(Data items)
## Begin

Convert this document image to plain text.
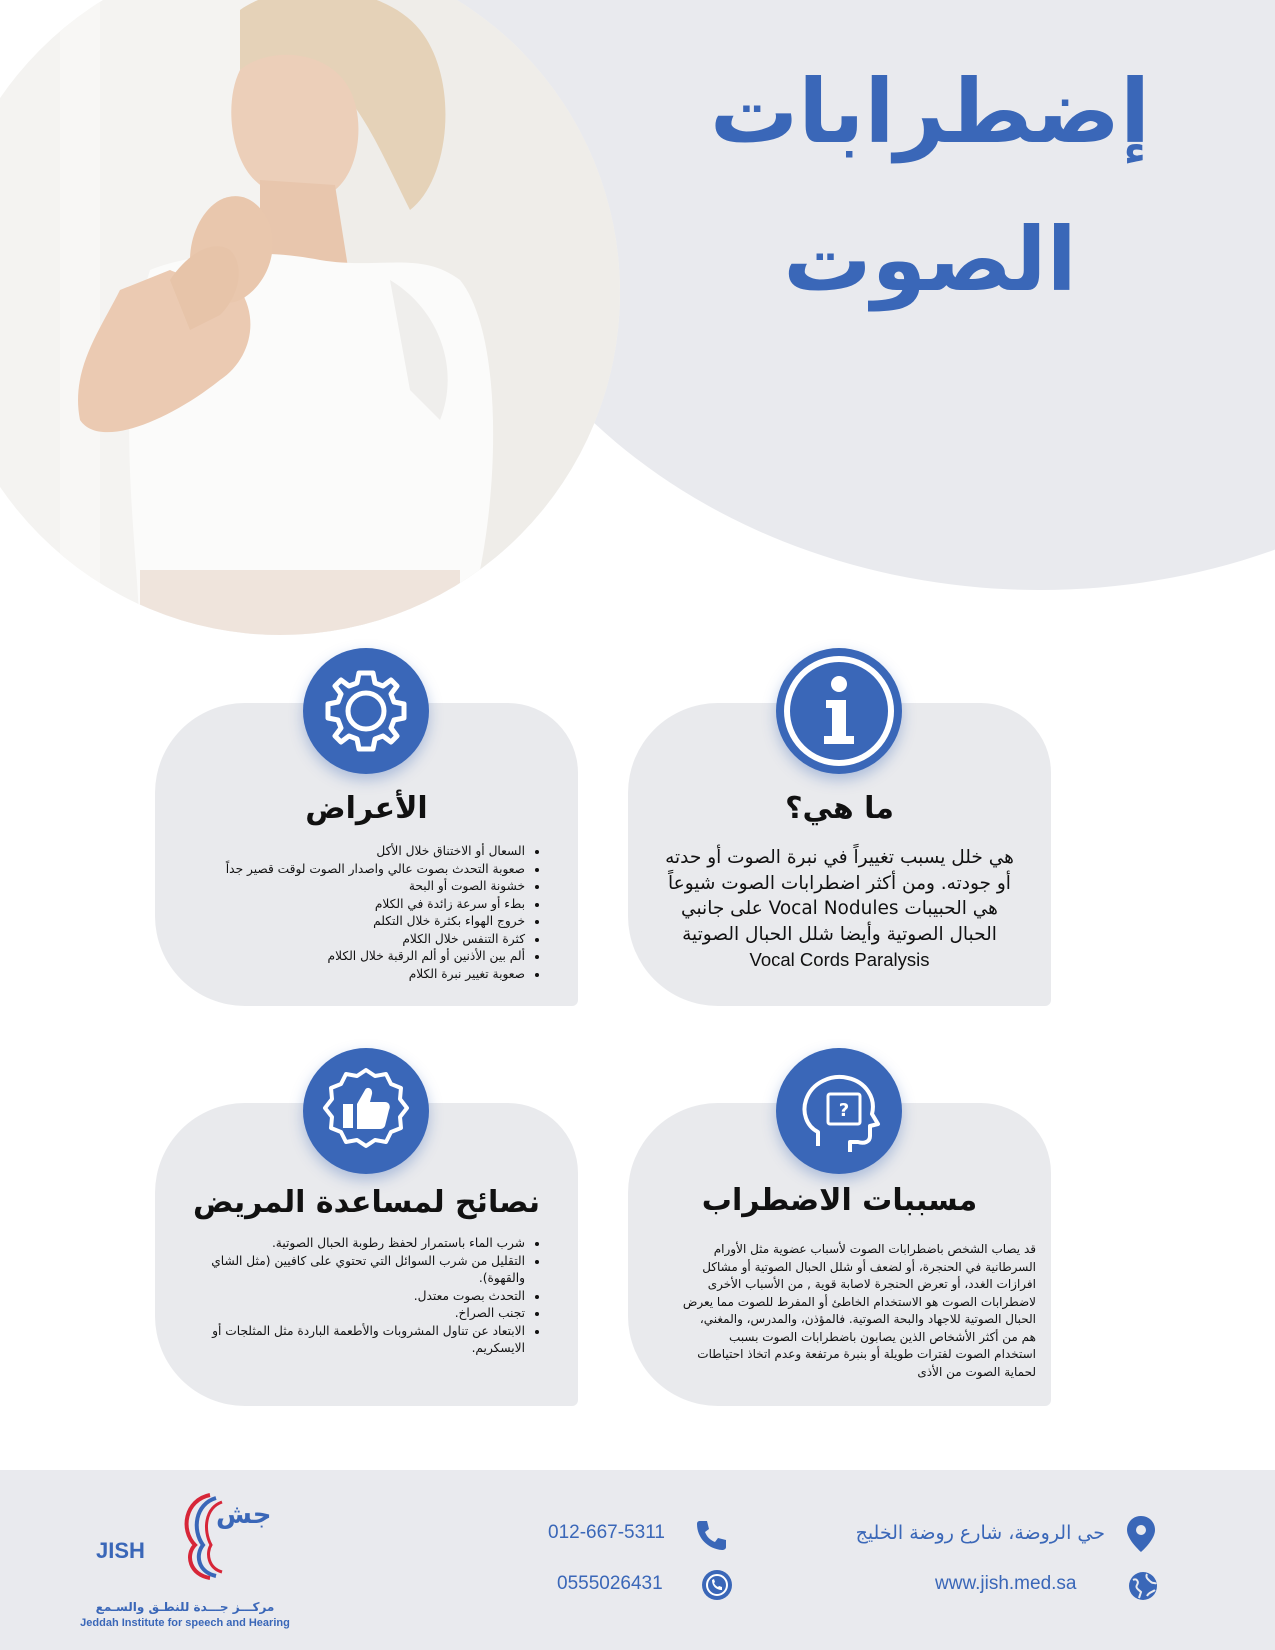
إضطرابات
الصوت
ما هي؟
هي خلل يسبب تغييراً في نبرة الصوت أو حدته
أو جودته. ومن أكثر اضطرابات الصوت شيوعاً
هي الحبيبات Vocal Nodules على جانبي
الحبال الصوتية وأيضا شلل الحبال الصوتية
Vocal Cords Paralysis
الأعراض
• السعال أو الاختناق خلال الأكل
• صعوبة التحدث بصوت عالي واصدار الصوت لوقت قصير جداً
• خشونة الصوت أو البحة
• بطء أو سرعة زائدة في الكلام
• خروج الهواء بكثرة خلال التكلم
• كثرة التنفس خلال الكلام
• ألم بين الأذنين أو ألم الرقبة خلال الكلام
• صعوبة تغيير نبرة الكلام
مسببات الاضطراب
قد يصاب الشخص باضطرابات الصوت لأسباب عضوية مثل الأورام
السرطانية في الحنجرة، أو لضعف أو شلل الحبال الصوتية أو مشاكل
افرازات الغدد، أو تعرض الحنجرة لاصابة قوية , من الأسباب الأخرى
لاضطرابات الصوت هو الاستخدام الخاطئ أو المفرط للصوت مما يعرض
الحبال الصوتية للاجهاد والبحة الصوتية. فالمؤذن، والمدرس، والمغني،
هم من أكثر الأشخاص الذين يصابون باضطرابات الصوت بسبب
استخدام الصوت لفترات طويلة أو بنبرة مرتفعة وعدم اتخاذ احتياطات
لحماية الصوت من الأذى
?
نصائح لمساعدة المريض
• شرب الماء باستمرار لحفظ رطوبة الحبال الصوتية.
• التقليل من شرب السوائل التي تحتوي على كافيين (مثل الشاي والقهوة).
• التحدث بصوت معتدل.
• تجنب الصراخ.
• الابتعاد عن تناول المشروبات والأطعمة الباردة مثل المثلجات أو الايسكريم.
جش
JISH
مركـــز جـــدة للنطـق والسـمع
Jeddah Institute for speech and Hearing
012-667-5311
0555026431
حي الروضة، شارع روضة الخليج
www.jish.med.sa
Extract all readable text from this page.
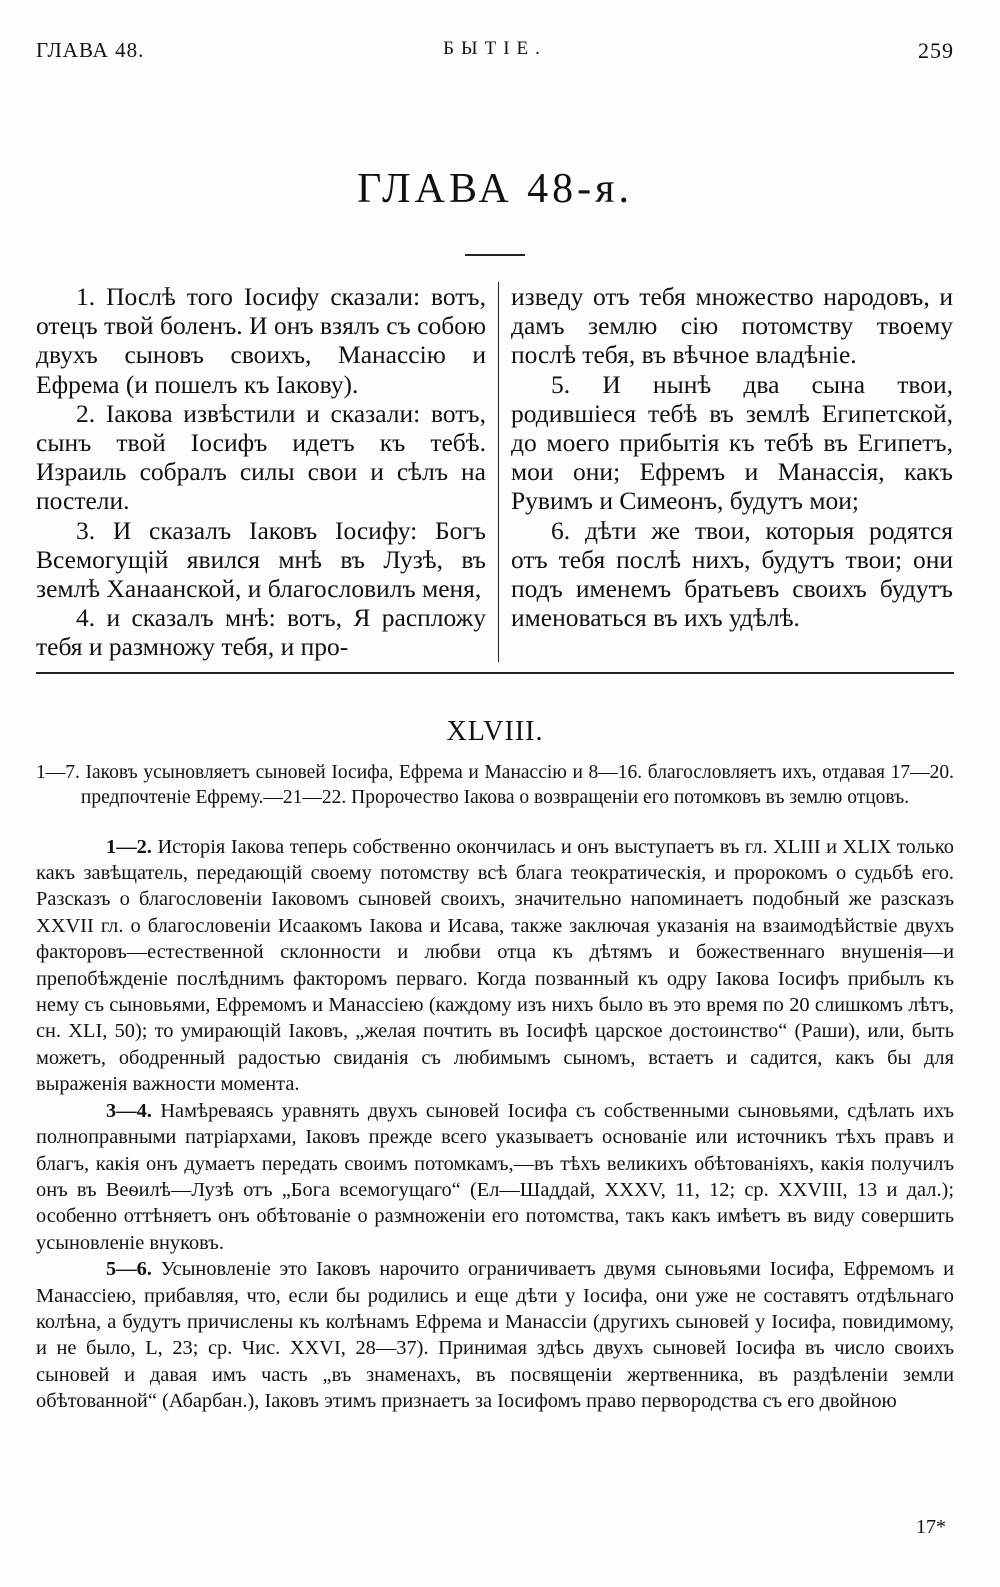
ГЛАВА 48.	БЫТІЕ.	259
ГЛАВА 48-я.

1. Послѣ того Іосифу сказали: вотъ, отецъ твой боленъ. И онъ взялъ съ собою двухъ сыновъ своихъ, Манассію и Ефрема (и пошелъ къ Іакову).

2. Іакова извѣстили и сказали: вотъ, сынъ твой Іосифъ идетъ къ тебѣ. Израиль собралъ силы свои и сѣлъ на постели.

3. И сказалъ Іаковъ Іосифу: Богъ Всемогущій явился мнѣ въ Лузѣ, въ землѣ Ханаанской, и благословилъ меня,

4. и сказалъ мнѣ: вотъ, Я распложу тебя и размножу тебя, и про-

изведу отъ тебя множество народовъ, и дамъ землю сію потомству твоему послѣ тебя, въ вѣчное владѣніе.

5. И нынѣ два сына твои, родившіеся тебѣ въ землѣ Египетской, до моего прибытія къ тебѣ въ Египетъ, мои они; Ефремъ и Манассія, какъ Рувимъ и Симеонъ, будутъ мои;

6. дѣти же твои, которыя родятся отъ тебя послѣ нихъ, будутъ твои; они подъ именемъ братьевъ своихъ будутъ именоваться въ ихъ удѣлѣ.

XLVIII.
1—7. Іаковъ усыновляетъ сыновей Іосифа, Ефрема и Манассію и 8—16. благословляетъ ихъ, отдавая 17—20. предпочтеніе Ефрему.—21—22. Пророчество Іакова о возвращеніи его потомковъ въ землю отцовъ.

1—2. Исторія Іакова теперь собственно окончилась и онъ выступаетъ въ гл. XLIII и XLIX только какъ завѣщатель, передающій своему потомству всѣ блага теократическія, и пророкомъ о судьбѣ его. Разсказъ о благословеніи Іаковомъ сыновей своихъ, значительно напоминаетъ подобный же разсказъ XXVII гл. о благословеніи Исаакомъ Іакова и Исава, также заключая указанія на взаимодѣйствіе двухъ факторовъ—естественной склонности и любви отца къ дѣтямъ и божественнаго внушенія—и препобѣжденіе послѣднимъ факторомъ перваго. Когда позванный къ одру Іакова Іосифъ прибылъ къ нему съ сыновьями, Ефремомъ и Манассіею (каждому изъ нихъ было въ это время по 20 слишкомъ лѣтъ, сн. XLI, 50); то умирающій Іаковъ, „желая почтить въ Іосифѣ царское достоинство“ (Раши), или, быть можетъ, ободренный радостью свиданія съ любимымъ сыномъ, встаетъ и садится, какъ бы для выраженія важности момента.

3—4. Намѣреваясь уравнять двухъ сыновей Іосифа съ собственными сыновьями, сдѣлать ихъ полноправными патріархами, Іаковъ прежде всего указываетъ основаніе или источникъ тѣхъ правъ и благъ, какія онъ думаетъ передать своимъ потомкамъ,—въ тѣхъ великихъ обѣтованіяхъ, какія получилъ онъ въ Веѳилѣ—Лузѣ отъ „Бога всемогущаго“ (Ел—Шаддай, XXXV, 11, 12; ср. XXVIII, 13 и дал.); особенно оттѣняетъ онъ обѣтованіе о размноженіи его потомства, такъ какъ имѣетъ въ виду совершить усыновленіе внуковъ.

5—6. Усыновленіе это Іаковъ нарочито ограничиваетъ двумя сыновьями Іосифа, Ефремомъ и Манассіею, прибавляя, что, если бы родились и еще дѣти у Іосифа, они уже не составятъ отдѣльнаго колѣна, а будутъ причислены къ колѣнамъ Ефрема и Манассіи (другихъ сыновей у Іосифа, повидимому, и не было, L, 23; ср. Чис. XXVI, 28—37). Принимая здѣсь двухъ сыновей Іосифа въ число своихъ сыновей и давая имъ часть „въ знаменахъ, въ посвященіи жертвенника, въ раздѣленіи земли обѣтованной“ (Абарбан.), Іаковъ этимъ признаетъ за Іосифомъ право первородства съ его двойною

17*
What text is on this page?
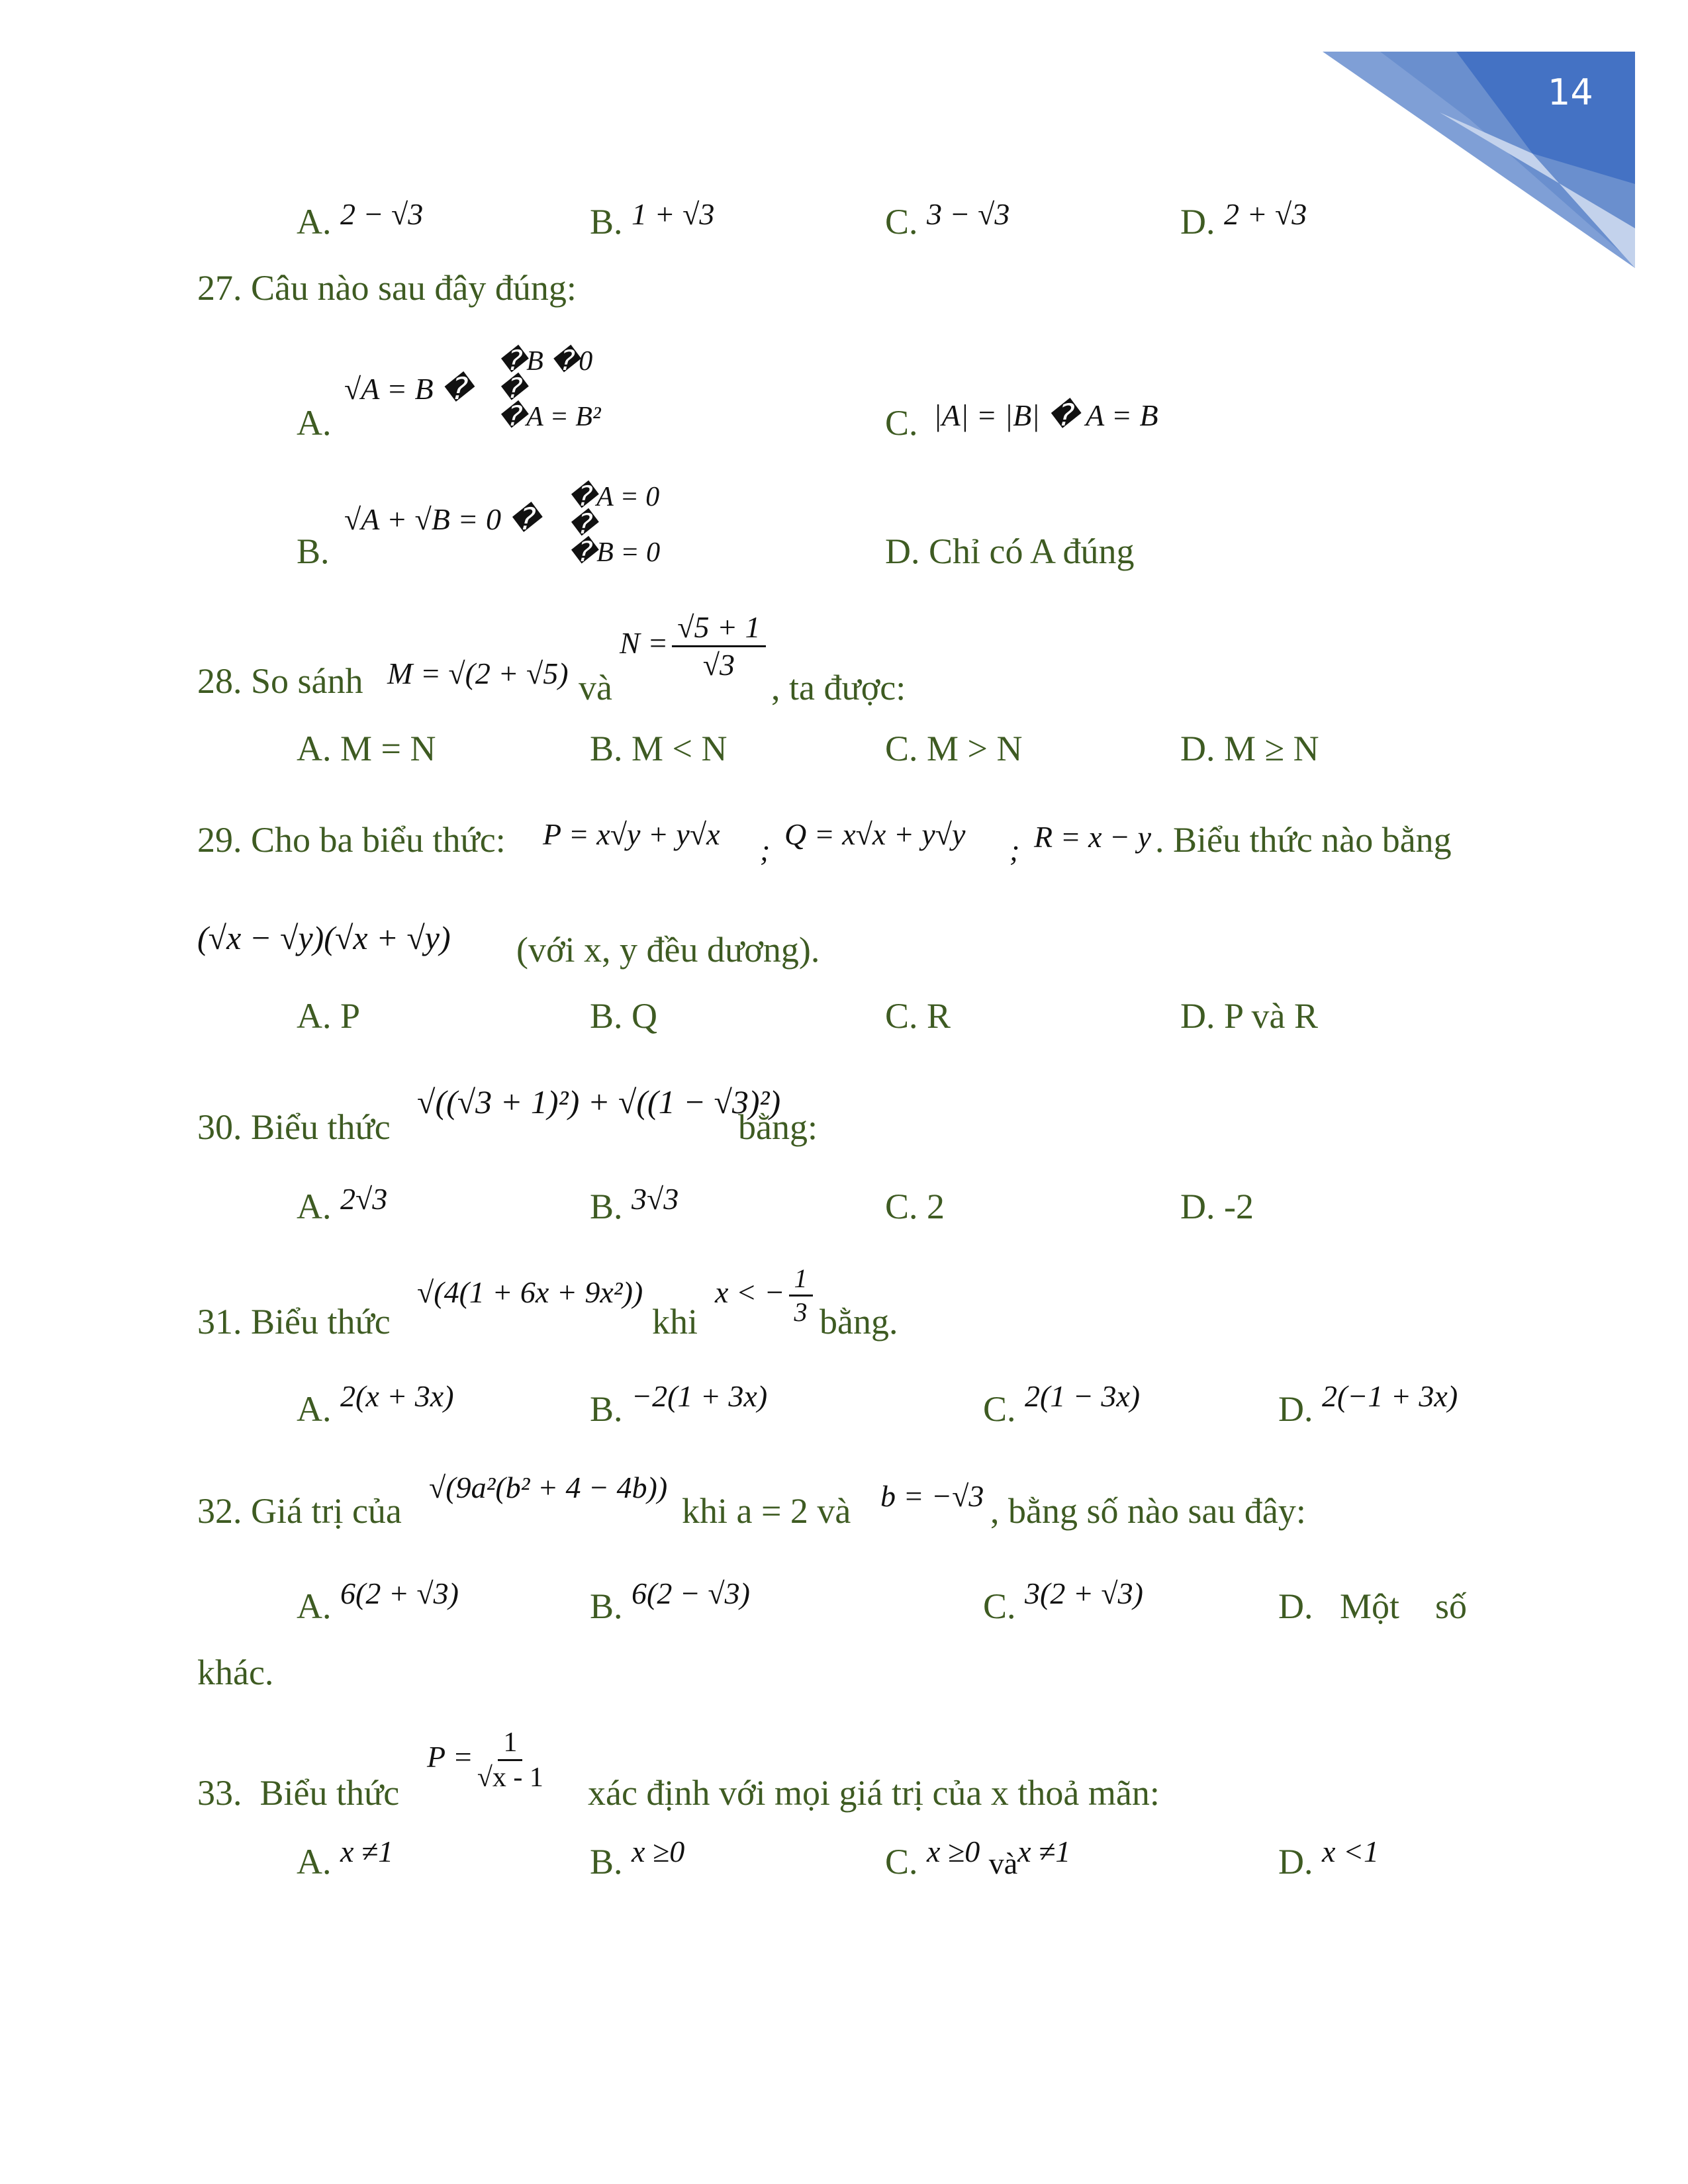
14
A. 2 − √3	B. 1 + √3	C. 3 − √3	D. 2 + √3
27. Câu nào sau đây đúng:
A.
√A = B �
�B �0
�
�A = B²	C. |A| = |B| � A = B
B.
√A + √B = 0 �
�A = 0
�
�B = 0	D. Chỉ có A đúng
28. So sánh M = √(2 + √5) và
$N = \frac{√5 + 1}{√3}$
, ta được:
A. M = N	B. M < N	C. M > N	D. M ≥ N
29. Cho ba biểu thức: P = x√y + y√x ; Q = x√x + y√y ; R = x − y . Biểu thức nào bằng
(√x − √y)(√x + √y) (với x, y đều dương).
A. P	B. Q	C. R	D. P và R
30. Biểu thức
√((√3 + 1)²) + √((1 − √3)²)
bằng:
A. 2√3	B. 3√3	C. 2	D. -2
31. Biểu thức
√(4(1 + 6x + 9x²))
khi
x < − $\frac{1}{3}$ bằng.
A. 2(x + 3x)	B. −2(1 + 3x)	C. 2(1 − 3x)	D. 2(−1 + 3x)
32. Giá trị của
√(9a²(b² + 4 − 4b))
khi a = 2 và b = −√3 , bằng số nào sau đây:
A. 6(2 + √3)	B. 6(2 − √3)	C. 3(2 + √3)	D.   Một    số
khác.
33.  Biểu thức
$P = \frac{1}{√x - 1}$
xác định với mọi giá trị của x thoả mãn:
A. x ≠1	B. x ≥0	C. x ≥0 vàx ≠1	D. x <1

## End

● To be done
Count the lines that hold the string "الحبال", and reply with that number alone.

● Expected answer
4